**Provided data:**
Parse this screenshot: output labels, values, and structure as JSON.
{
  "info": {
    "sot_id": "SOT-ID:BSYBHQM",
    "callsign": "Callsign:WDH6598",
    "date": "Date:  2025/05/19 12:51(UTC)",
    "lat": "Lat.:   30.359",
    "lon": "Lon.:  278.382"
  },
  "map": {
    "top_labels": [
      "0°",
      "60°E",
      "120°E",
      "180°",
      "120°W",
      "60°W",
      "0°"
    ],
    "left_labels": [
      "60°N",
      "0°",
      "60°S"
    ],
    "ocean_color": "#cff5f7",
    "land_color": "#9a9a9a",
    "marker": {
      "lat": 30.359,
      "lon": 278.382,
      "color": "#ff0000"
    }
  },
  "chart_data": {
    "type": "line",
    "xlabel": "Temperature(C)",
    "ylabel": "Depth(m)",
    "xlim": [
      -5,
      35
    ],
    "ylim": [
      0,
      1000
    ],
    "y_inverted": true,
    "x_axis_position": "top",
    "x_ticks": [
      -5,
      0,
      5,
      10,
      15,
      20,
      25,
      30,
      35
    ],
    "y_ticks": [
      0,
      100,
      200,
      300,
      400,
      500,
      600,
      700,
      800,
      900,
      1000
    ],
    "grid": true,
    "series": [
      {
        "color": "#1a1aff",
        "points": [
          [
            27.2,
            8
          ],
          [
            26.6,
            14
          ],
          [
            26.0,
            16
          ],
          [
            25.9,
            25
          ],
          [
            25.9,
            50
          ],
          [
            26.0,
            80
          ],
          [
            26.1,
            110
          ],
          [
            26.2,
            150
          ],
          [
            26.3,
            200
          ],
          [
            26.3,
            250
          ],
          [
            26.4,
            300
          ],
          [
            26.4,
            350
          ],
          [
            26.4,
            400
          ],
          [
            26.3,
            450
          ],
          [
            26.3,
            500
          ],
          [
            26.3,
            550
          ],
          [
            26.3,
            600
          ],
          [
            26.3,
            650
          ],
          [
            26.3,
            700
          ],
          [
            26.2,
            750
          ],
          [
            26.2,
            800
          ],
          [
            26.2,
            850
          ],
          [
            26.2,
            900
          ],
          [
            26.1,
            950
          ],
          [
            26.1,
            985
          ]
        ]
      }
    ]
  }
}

**Task requirements:**
Output all of the material, please, exactly as it stands.

**Written answer:**
Parse this screenshot: output labels, values, and structure as JSON.
{
  "info": {
    "sot_id": "SOT-ID:BSYBHQM",
    "callsign": "Callsign:WDH6598",
    "date": "Date:  2025/05/19 12:51(UTC)",
    "lat": "Lat.:   30.359",
    "lon": "Lon.:  278.382"
  },
  "map": {
    "top_labels": [
      "0°",
      "60°E",
      "120°E",
      "180°",
      "120°W",
      "60°W",
      "0°"
    ],
    "left_labels": [
      "60°N",
      "0°",
      "60°S"
    ],
    "ocean_color": "#cff5f7",
    "land_color": "#9a9a9a",
    "marker": {
      "lat": 30.359,
      "lon": 278.382,
      "color": "#ff0000"
    }
  },
  "chart_data": {
    "type": "line",
    "xlabel": "Temperature(C)",
    "ylabel": "Depth(m)",
    "xlim": [
      -5,
      35
    ],
    "ylim": [
      0,
      1000
    ],
    "y_inverted": true,
    "x_axis_position": "top",
    "x_ticks": [
      -5,
      0,
      5,
      10,
      15,
      20,
      25,
      30,
      35
    ],
    "y_ticks": [
      0,
      100,
      200,
      300,
      400,
      500,
      600,
      700,
      800,
      900,
      1000
    ],
    "grid": true,
    "series": [
      {
        "color": "#1a1aff",
        "points": [
          [
            27.2,
            8
          ],
          [
            26.6,
            14
          ],
          [
            26.0,
            16
          ],
          [
            25.9,
            25
          ],
          [
            25.9,
            50
          ],
          [
            26.0,
            80
          ],
          [
            26.1,
            110
          ],
          [
            26.2,
            150
          ],
          [
            26.3,
            200
          ],
          [
            26.3,
            250
          ],
          [
            26.4,
            300
          ],
          [
            26.4,
            350
          ],
          [
            26.4,
            400
          ],
          [
            26.3,
            450
          ],
          [
            26.3,
            500
          ],
          [
            26.3,
            550
          ],
          [
            26.3,
            600
          ],
          [
            26.3,
            650
          ],
          [
            26.3,
            700
          ],
          [
            26.2,
            750
          ],
          [
            26.2,
            800
          ],
          [
            26.2,
            850
          ],
          [
            26.2,
            900
          ],
          [
            26.1,
            950
          ],
          [
            26.1,
            985
          ]
        ]
      }
    ]
  }
}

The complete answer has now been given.